Stated task: Find and copy every line in the records that includes the string "JSON".

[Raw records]
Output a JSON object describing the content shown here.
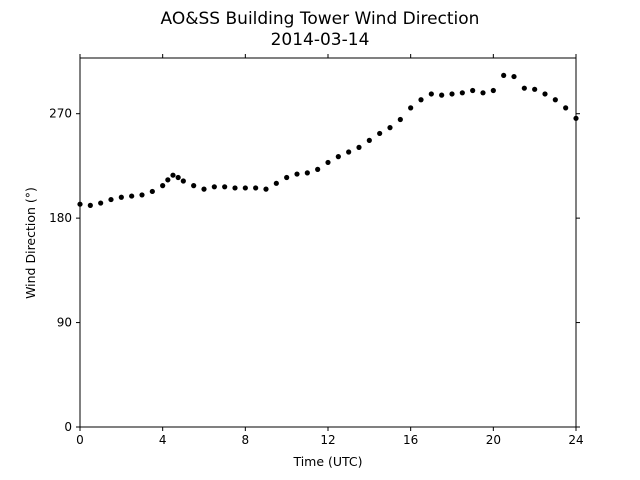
{
  "chart_data": {
    "type": "scatter",
    "title": "AO&SS Building Tower Wind Direction",
    "subtitle": "2014-03-14",
    "xlabel": "Time (UTC)",
    "ylabel": "Wind Direction (°)",
    "xlim": [
      0,
      24
    ],
    "ylim": [
      0,
      318
    ],
    "xticks": [
      0,
      4,
      8,
      12,
      16,
      20,
      24
    ],
    "yticks": [
      0,
      90,
      180,
      270
    ],
    "grid": false,
    "legend": "none",
    "marker_color": "#000000",
    "series": [
      {
        "x": [
          0,
          0.5,
          1,
          1.5,
          2,
          2.5,
          3,
          3.5,
          4,
          4.25,
          4.5,
          4.75,
          5,
          5.5,
          6,
          6.5,
          7,
          7.5,
          8,
          8.5,
          9,
          9.5,
          10,
          10.5,
          11,
          11.5,
          12,
          12.5,
          13,
          13.5,
          14,
          14.5,
          15,
          15.5,
          16,
          16.5,
          17,
          17.5,
          18,
          18.5,
          19,
          19.5,
          20,
          20.5,
          21,
          21.5,
          22,
          22.5,
          23,
          23.5,
          24
        ],
        "y": [
          192,
          191,
          193,
          196,
          198,
          199,
          200,
          203,
          208,
          213,
          217,
          215,
          212,
          208,
          205,
          207,
          207,
          206,
          206,
          206,
          205,
          210,
          215,
          218,
          219,
          222,
          228,
          233,
          237,
          241,
          247,
          253,
          258,
          265,
          275,
          282,
          287,
          286,
          287,
          288,
          290,
          288,
          290,
          303,
          302,
          292,
          291,
          287,
          282,
          275,
          266
        ]
      }
    ]
  }
}
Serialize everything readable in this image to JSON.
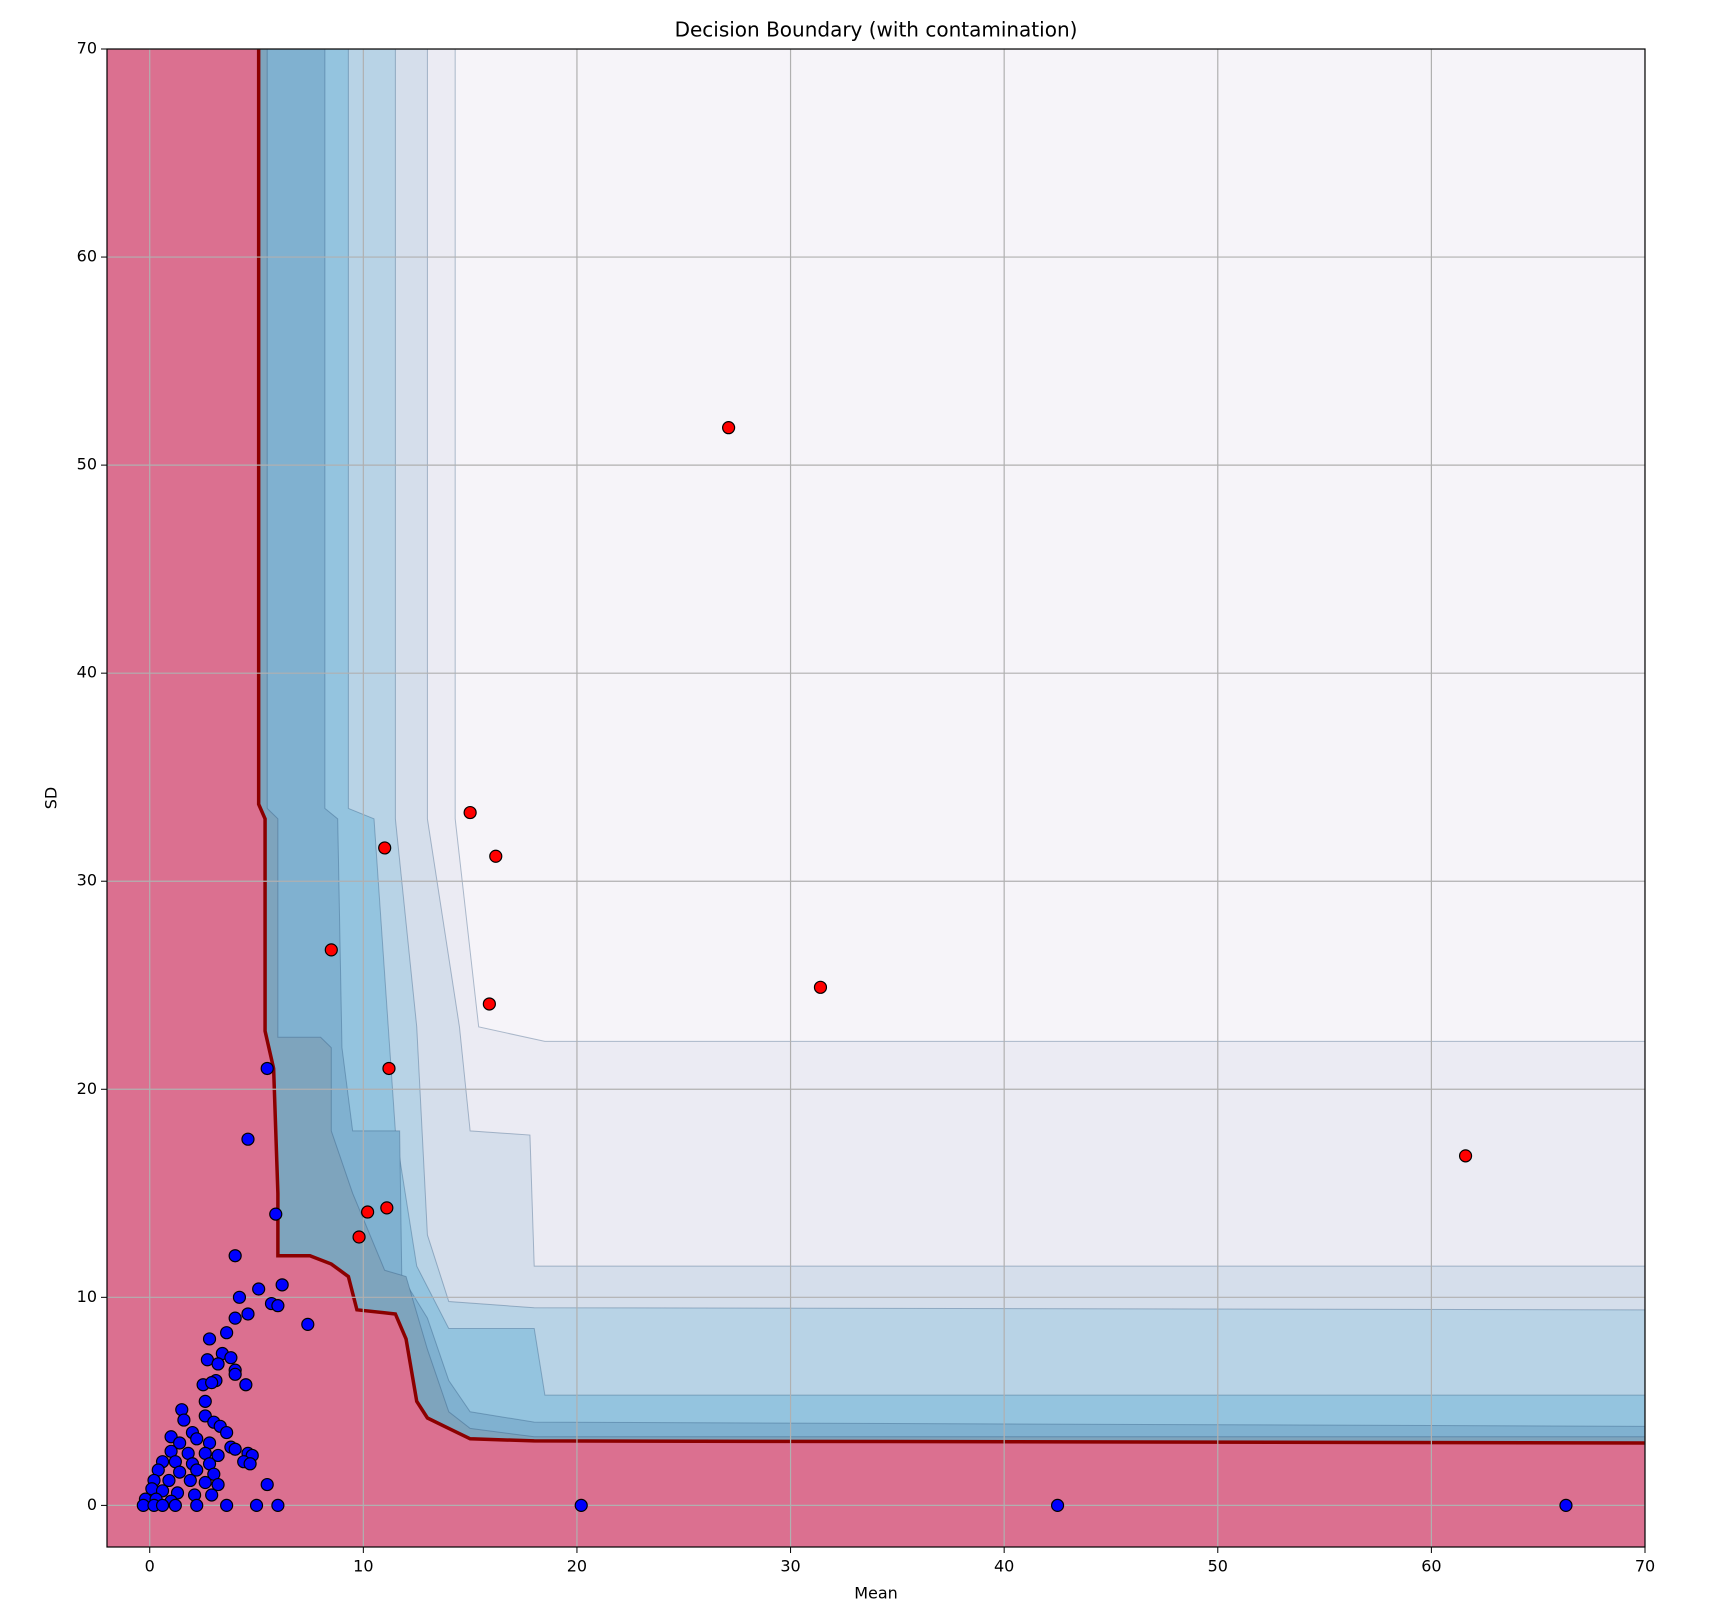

Problem solution:
Output a JSON object describing the content shown here.
Serialize everything readable in this image to JSON.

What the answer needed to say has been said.